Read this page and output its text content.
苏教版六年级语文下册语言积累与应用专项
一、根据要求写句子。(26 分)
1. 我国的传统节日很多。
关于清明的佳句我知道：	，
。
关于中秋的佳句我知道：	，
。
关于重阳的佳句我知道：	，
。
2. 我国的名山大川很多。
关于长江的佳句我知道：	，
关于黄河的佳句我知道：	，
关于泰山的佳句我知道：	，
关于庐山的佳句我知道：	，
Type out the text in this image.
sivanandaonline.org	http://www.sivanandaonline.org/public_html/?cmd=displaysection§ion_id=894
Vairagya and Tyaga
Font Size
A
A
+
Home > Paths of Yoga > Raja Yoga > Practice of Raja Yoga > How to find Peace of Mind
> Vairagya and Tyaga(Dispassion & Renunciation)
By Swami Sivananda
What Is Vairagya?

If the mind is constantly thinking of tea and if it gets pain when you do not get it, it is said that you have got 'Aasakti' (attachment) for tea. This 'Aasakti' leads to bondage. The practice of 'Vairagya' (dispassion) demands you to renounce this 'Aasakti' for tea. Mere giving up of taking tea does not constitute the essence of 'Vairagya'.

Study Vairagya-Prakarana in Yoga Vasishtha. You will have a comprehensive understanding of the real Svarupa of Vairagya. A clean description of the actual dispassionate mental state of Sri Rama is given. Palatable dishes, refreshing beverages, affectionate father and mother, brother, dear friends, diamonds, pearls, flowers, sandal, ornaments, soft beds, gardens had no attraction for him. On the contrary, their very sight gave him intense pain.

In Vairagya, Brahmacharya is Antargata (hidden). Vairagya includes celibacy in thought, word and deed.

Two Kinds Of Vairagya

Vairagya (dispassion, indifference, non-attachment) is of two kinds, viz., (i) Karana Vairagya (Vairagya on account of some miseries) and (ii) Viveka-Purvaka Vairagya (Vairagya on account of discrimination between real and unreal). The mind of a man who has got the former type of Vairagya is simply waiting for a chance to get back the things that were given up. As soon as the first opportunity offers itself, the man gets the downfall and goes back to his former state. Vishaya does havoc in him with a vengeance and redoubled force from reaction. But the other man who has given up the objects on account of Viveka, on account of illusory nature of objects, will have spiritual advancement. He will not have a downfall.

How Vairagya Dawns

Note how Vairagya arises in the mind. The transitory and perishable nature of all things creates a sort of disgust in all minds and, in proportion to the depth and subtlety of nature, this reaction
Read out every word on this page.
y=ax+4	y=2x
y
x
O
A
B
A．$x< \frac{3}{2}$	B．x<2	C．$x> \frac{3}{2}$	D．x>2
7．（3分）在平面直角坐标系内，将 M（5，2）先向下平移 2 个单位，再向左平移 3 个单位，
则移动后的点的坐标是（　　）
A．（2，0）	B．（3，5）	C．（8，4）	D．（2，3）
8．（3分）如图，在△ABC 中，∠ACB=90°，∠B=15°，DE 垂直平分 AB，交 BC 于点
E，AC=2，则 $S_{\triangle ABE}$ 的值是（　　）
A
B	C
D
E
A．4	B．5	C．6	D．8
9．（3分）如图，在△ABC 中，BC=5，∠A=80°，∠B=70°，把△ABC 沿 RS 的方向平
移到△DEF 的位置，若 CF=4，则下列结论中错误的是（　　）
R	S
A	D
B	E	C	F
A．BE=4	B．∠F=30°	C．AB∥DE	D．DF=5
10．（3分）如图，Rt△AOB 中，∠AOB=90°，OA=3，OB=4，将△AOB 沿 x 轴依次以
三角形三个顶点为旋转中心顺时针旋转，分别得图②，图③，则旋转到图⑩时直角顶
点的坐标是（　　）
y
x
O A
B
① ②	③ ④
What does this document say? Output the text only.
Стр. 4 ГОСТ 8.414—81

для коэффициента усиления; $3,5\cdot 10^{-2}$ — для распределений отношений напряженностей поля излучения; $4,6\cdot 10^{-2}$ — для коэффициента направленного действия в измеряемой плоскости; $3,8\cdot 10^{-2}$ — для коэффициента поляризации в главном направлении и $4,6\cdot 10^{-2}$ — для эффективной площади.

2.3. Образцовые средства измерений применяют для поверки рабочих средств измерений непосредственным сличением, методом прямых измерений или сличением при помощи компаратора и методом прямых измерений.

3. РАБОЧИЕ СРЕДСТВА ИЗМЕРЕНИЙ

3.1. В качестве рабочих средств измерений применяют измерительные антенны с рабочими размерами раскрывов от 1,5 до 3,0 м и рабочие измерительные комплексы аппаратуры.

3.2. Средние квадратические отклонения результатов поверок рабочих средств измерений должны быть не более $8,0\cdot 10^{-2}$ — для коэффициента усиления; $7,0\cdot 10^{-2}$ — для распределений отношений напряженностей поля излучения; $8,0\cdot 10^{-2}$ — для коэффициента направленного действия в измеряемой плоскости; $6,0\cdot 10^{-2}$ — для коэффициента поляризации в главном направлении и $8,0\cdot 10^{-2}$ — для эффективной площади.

- Do this -
Extract the entries above verbatim.

- Correct answer -
Read this page and output its text content.
苏教版六年级语文下册语言积累与应用专项
一、根据要求写句子。(26 分)
1. 我国的传统节日很多。
关于清明的佳句我知道：	，
。
关于中秋的佳句我知道：	，
。
关于重阳的佳句我知道：	，
。
2. 我国的名山大川很多。
关于长江的佳句我知道：	，
关于黄河的佳句我知道：	，
关于泰山的佳句我知道：	，
关于庐山的佳句我知道：	，
Type out the text in this image.
sivanandaonline.org	http://www.sivanandaonline.org/public_html/?cmd=displaysection§ion_id=894
Vairagya and Tyaga
Font Size
A
A
+
Home > Paths of Yoga > Raja Yoga > Practice of Raja Yoga > How to find Peace of Mind
> Vairagya and Tyaga(Dispassion & Renunciation)
By Swami Sivananda
What Is Vairagya?

If the mind is constantly thinking of tea and if it gets pain when you do not get it, it is said that you have got 'Aasakti' (attachment) for tea. This 'Aasakti' leads to bondage. The practice of 'Vairagya' (dispassion) demands you to renounce this 'Aasakti' for tea. Mere giving up of taking tea does not constitute the essence of 'Vairagya'.

Study Vairagya-Prakarana in Yoga Vasishtha. You will have a comprehensive understanding of the real Svarupa of Vairagya. A clean description of the actual dispassionate mental state of Sri Rama is given. Palatable dishes, refreshing beverages, affectionate father and mother, brother, dear friends, diamonds, pearls, flowers, sandal, ornaments, soft beds, gardens had no attraction for him. On the contrary, their very sight gave him intense pain.

In Vairagya, Brahmacharya is Antargata (hidden). Vairagya includes celibacy in thought, word and deed.

Two Kinds Of Vairagya

Vairagya (dispassion, indifference, non-attachment) is of two kinds, viz., (i) Karana Vairagya (Vairagya on account of some miseries) and (ii) Viveka-Purvaka Vairagya (Vairagya on account of discrimination between real and unreal). The mind of a man who has got the former type of Vairagya is simply waiting for a chance to get back the things that were given up. As soon as the first opportunity offers itself, the man gets the downfall and goes back to his former state. Vishaya does havoc in him with a vengeance and redoubled force from reaction. But the other man who has given up the objects on account of Viveka, on account of illusory nature of objects, will have spiritual advancement. He will not have a downfall.

How Vairagya Dawns

Note how Vairagya arises in the mind. The transitory and perishable nature of all things creates a sort of disgust in all minds and, in proportion to the depth and subtlety of nature, this reaction
Read out every word on this page.
y=ax+4	y=2x
y
x
O
A
B
A．$x< \frac{3}{2}$	B．x<2	C．$x> \frac{3}{2}$	D．x>2
7．（3分）在平面直角坐标系内，将 M（5，2）先向下平移 2 个单位，再向左平移 3 个单位，
则移动后的点的坐标是（　　）
A．（2，0）	B．（3，5）	C．（8，4）	D．（2，3）
8．（3分）如图，在△ABC 中，∠ACB=90°，∠B=15°，DE 垂直平分 AB，交 BC 于点
E，AC=2，则 $S_{\triangle ABE}$ 的值是（　　）
A
B	C
D
E
A．4	B．5	C．6	D．8
9．（3分）如图，在△ABC 中，BC=5，∠A=80°，∠B=70°，把△ABC 沿 RS 的方向平
移到△DEF 的位置，若 CF=4，则下列结论中错误的是（　　）
R	S
A	D
B	E	C	F
A．BE=4	B．∠F=30°	C．AB∥DE	D．DF=5
10．（3分）如图，Rt△AOB 中，∠AOB=90°，OA=3，OB=4，将△AOB 沿 x 轴依次以
三角形三个顶点为旋转中心顺时针旋转，分别得图②，图③，则旋转到图⑩时直角顶
点的坐标是（　　）
y
x
O A
B
① ②	③ ④
What does this document say? Output the text only.
Стр. 4 ГОСТ 8.414—81

для коэффициента усиления; $3,5\cdot 10^{-2}$ — для распределений отношений напряженностей поля излучения; $4,6\cdot 10^{-2}$ — для коэффициента направленного действия в измеряемой плоскости; $3,8\cdot 10^{-2}$ — для коэффициента поляризации в главном направлении и $4,6\cdot 10^{-2}$ — для эффективной площади.

2.3. Образцовые средства измерений применяют для поверки рабочих средств измерений непосредственным сличением, методом прямых измерений или сличением при помощи компаратора и методом прямых измерений.

3. РАБОЧИЕ СРЕДСТВА ИЗМЕРЕНИЙ

3.1. В качестве рабочих средств измерений применяют измерительные антенны с рабочими размерами раскрывов от 1,5 до 3,0 м и рабочие измерительные комплексы аппаратуры.

3.2. Средние квадратические отклонения результатов поверок рабочих средств измерений должны быть не более $8,0\cdot 10^{-2}$ — для коэффициента усиления; $7,0\cdot 10^{-2}$ — для распределений отношений напряженностей поля излучения; $8,0\cdot 10^{-2}$ — для коэффициента направленного действия в измеряемой плоскости; $6,0\cdot 10^{-2}$ — для коэффициента поляризации в главном направлении и $8,0\cdot 10^{-2}$ — для эффективной площади.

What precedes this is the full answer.